▶ _Task to complete_: Identify the lines that contain the word "this" and copy each one.

▶ _Listing_:
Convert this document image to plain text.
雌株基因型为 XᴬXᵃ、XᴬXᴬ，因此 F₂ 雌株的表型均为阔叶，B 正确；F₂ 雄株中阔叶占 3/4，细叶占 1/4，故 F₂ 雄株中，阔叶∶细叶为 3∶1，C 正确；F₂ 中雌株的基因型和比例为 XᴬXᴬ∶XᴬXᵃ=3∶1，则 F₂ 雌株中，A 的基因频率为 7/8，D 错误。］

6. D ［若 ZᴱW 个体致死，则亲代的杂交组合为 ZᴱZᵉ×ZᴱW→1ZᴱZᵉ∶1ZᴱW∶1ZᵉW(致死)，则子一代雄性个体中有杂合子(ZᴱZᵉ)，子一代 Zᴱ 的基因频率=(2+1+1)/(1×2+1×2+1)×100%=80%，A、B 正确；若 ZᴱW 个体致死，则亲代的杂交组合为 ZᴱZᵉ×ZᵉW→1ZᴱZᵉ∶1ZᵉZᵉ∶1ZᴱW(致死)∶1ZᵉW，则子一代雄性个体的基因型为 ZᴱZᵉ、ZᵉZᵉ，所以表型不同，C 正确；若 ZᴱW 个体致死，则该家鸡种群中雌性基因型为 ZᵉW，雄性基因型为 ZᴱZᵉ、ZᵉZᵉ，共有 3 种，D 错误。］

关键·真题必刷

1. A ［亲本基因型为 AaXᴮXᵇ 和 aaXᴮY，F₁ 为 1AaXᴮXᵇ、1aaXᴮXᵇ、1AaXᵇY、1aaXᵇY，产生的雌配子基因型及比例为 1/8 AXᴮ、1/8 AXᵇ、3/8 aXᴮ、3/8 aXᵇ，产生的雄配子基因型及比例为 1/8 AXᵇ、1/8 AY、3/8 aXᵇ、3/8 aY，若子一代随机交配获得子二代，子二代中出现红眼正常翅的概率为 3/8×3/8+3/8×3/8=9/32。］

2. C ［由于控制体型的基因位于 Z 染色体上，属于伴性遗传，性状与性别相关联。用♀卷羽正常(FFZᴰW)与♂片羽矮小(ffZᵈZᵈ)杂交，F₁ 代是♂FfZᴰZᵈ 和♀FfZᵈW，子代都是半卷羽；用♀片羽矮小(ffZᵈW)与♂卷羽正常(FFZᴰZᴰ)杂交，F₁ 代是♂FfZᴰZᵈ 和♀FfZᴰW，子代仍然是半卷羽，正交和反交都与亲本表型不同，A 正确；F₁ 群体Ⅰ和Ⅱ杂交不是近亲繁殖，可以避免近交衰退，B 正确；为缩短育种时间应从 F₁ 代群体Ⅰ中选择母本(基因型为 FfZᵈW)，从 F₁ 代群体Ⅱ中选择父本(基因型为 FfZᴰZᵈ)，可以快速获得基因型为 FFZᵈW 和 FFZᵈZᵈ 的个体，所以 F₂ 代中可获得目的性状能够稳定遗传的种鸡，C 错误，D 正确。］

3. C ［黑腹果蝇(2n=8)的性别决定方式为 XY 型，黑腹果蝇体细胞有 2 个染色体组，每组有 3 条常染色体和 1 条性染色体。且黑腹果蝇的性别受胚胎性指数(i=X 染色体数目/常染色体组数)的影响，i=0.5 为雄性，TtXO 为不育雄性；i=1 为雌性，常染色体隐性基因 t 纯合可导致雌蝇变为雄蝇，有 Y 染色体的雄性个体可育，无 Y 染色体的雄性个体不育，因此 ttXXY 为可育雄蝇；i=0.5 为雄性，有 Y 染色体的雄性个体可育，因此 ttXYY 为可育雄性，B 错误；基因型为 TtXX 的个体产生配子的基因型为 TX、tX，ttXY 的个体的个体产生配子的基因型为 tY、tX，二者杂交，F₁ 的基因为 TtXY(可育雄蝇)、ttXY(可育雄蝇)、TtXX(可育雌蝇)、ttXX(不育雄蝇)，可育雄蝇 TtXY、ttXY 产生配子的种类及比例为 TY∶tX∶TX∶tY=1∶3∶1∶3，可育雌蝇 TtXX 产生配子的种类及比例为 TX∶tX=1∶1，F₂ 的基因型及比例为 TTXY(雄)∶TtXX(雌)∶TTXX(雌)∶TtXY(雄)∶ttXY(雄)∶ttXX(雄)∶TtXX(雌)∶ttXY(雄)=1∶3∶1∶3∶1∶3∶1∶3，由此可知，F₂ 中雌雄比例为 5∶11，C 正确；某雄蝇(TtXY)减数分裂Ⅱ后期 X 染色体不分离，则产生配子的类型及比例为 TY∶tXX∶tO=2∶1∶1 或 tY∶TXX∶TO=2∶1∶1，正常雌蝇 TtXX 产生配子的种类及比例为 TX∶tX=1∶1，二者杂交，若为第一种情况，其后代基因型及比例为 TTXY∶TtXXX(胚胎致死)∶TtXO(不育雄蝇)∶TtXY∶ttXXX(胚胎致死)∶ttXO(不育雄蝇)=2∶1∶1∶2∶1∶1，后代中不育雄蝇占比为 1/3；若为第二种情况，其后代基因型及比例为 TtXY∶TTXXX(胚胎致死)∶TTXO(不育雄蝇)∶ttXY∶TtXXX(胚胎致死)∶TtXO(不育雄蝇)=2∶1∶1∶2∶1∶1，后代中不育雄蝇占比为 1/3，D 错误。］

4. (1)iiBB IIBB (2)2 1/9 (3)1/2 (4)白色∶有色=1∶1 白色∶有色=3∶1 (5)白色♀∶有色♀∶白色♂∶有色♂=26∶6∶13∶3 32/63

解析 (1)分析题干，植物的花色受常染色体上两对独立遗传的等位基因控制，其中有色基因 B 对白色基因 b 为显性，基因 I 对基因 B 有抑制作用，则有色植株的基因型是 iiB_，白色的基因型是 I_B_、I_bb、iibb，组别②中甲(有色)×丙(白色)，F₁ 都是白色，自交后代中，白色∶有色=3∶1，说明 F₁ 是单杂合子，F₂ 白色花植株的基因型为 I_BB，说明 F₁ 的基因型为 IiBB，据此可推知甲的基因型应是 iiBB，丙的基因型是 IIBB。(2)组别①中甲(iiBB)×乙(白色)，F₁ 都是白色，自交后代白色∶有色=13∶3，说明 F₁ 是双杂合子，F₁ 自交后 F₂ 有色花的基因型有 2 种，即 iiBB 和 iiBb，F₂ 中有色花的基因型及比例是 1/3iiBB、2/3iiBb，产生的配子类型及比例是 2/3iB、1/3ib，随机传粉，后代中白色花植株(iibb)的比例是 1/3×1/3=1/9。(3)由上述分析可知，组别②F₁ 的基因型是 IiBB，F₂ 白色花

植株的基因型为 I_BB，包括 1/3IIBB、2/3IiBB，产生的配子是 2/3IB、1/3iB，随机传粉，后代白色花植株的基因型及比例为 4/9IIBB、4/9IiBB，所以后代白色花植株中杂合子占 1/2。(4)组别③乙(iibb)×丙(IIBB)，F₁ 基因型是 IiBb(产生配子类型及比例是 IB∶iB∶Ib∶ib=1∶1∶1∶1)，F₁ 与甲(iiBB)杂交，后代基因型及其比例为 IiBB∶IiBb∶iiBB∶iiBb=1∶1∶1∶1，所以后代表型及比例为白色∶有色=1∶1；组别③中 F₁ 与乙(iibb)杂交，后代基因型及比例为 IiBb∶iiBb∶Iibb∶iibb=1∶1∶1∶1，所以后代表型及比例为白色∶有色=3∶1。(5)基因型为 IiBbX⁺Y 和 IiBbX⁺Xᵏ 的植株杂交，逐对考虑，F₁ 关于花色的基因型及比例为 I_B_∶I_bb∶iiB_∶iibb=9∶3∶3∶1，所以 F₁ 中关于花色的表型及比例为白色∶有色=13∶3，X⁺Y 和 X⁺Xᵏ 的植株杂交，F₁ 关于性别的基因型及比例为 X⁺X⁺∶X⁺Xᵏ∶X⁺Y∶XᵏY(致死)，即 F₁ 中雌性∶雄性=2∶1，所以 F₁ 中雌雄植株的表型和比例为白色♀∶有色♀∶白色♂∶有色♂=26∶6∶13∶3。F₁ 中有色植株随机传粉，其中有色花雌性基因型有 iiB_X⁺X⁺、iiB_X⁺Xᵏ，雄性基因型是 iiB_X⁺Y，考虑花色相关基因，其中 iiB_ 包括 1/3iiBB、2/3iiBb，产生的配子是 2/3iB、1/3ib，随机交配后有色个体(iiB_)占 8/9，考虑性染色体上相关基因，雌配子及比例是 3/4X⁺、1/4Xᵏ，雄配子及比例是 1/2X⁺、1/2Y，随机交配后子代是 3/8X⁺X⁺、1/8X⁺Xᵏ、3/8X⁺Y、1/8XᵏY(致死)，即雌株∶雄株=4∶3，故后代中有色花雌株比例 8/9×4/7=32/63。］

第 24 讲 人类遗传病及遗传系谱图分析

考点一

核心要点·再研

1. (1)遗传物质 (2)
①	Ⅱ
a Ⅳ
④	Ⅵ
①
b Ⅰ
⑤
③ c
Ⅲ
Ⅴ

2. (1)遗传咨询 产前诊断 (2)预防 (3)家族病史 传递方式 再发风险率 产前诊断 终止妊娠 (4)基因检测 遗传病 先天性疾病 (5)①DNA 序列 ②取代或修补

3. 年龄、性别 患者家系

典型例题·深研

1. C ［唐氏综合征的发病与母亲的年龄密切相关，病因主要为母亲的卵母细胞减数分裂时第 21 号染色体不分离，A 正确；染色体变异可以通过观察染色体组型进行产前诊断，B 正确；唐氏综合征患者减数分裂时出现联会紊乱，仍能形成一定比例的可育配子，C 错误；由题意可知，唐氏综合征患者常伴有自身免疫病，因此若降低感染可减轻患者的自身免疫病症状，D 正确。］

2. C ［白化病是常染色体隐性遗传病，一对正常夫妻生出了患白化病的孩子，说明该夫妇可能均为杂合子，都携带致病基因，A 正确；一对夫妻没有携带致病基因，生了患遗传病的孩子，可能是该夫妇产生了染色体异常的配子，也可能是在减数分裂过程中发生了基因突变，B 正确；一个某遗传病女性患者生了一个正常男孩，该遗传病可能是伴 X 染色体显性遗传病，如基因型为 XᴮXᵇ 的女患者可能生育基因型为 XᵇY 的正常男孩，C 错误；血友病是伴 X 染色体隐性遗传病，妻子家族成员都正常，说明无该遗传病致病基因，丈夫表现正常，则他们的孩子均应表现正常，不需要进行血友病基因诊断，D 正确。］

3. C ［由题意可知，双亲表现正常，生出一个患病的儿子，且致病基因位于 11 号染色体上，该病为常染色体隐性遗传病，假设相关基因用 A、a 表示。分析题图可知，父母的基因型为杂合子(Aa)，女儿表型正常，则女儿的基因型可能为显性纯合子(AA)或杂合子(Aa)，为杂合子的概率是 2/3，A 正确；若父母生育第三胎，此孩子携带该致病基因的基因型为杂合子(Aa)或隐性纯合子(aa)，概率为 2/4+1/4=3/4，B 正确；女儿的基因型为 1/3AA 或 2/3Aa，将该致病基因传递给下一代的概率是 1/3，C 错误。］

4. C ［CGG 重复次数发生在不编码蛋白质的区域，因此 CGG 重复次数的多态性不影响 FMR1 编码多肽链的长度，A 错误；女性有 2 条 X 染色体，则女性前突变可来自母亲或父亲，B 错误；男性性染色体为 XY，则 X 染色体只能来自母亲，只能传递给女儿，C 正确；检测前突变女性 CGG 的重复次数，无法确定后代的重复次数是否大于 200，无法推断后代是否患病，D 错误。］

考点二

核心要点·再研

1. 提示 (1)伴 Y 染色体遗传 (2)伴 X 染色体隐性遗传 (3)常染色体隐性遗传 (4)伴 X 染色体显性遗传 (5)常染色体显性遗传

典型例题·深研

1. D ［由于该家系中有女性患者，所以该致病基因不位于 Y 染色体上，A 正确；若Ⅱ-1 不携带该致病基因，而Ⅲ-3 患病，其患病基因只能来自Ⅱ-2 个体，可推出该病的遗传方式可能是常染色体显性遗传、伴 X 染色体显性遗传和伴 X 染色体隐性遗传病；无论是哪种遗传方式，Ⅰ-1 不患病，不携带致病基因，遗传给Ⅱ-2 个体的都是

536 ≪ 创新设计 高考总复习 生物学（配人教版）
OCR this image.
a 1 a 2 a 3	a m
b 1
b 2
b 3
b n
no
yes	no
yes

▶ _The response_:
Convert this document image to plain text.
OCR this image.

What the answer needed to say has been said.